* **SET PROBLEM**
List, from the lines below, each one with "name" in it.
★ ★ ★
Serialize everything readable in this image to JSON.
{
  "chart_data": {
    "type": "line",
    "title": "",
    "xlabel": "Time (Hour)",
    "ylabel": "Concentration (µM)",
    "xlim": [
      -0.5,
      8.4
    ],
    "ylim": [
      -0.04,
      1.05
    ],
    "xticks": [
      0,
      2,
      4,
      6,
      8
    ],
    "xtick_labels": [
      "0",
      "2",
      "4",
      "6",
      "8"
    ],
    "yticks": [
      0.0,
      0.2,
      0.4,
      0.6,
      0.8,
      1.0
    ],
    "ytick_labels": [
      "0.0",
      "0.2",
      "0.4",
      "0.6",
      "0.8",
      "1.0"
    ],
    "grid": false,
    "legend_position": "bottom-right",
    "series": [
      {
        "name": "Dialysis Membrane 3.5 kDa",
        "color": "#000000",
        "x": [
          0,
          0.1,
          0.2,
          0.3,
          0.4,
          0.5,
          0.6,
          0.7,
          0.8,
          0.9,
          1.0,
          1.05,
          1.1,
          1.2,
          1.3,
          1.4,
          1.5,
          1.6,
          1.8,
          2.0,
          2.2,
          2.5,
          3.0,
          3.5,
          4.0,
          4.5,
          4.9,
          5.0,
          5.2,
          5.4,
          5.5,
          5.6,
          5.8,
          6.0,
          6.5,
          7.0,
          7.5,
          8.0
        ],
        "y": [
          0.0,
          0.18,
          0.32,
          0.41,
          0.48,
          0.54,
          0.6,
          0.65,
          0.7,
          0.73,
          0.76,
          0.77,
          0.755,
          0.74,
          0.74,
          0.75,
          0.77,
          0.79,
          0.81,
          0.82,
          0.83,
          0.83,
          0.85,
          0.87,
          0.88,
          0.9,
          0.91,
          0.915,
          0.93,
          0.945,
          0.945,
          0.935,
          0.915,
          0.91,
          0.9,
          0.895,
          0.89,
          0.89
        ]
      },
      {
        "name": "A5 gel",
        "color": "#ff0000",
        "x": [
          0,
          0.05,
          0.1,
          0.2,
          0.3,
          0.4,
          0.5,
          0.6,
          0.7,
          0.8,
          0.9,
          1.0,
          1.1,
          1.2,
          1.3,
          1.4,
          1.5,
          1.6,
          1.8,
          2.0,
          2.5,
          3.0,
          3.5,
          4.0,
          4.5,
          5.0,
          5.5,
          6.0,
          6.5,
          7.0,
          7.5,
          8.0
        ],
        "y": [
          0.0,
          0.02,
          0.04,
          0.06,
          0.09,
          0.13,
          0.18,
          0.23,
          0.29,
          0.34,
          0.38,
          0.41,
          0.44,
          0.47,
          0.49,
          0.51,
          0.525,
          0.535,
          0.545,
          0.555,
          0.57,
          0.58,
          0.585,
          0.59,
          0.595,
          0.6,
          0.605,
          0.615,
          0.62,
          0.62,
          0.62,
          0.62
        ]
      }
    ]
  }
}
★ ★ ★
* **SOLUTION BELOW**
        "name": "Dialysis Membrane 3.5 kDa",
        "name": "A5 gel",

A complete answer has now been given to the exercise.